__Structured page parsing data__.
_ _ _ _ _ _ _

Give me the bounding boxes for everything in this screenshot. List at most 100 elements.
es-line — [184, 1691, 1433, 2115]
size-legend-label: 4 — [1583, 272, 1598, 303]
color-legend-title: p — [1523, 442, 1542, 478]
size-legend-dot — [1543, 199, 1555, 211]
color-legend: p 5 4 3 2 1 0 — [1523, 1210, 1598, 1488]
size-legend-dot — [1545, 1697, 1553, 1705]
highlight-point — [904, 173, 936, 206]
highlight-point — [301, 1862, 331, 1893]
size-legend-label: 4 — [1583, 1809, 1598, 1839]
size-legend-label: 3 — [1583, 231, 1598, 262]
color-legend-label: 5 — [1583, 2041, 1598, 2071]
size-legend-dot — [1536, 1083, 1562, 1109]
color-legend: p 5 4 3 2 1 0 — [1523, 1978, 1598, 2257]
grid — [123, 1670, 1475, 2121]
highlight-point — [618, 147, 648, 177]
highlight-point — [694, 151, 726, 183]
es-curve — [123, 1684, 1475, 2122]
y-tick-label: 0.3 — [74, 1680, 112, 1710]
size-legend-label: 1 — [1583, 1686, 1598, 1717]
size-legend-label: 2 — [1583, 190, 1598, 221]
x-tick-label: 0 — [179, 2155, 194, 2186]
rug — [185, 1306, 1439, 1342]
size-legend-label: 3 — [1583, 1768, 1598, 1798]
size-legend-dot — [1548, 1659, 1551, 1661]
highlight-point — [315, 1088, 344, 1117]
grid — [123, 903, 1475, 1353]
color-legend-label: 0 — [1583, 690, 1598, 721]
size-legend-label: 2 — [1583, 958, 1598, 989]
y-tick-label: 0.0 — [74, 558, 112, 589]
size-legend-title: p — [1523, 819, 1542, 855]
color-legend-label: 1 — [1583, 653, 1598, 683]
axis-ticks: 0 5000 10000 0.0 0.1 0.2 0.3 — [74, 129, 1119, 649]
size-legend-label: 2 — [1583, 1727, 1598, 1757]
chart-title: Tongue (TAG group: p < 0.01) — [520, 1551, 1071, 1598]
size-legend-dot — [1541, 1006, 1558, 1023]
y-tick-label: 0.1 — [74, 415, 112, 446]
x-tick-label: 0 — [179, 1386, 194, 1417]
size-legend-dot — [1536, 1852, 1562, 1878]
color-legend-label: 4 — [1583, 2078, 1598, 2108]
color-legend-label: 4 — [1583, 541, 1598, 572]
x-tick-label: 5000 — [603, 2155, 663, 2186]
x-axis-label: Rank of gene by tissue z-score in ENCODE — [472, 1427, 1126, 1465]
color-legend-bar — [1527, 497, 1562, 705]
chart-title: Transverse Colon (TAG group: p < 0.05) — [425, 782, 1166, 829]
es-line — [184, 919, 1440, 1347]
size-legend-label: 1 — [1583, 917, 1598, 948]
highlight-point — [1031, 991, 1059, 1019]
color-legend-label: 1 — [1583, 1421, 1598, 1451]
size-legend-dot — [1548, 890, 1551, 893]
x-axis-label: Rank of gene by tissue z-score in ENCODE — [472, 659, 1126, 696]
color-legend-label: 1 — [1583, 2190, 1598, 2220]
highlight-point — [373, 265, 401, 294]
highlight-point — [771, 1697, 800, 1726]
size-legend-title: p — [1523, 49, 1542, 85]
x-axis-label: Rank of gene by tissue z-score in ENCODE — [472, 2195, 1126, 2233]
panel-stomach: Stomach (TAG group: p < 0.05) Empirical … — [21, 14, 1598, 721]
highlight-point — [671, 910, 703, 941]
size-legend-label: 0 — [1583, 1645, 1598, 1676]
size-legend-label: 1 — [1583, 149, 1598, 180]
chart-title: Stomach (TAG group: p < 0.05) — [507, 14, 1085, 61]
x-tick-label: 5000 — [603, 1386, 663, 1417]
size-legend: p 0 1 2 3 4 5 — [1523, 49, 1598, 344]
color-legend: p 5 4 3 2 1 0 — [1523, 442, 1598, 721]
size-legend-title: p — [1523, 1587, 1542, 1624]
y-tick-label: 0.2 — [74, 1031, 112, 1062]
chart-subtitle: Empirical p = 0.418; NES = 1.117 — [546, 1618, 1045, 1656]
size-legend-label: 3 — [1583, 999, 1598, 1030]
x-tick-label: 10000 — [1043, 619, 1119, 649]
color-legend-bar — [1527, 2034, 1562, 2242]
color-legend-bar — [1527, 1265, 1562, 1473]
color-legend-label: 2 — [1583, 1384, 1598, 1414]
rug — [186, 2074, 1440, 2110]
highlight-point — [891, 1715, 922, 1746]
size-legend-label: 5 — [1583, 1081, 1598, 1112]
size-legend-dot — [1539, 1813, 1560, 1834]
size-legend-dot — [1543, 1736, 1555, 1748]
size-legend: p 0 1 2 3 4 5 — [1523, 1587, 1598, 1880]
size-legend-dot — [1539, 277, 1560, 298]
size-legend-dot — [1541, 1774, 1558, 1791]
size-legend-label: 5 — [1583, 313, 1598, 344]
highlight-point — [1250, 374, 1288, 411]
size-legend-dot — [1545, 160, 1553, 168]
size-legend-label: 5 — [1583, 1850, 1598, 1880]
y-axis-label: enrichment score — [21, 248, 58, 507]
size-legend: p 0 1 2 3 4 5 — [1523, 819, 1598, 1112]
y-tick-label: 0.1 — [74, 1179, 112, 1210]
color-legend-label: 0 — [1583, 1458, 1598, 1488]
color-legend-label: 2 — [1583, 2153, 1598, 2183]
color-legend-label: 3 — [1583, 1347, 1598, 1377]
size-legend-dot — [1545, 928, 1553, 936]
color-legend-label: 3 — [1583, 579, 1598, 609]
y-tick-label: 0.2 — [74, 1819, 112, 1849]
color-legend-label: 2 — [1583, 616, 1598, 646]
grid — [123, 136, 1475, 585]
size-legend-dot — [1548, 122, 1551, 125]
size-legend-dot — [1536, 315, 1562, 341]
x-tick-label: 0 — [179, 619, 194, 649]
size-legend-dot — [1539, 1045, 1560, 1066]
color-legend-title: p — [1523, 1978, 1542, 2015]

_ _ _ _ _ _ _

Which lines above hold the word "ENCODE"? Copy each of them.

x-axis-label: Rank of gene by tissue z-score in ENCODE — [472, 1427, 1126, 1465]
x-axis-label: Rank of gene by tissue z-score in ENCODE — [472, 659, 1126, 696]
x-axis-label: Rank of gene by tissue z-score in ENCODE — [472, 2195, 1126, 2233]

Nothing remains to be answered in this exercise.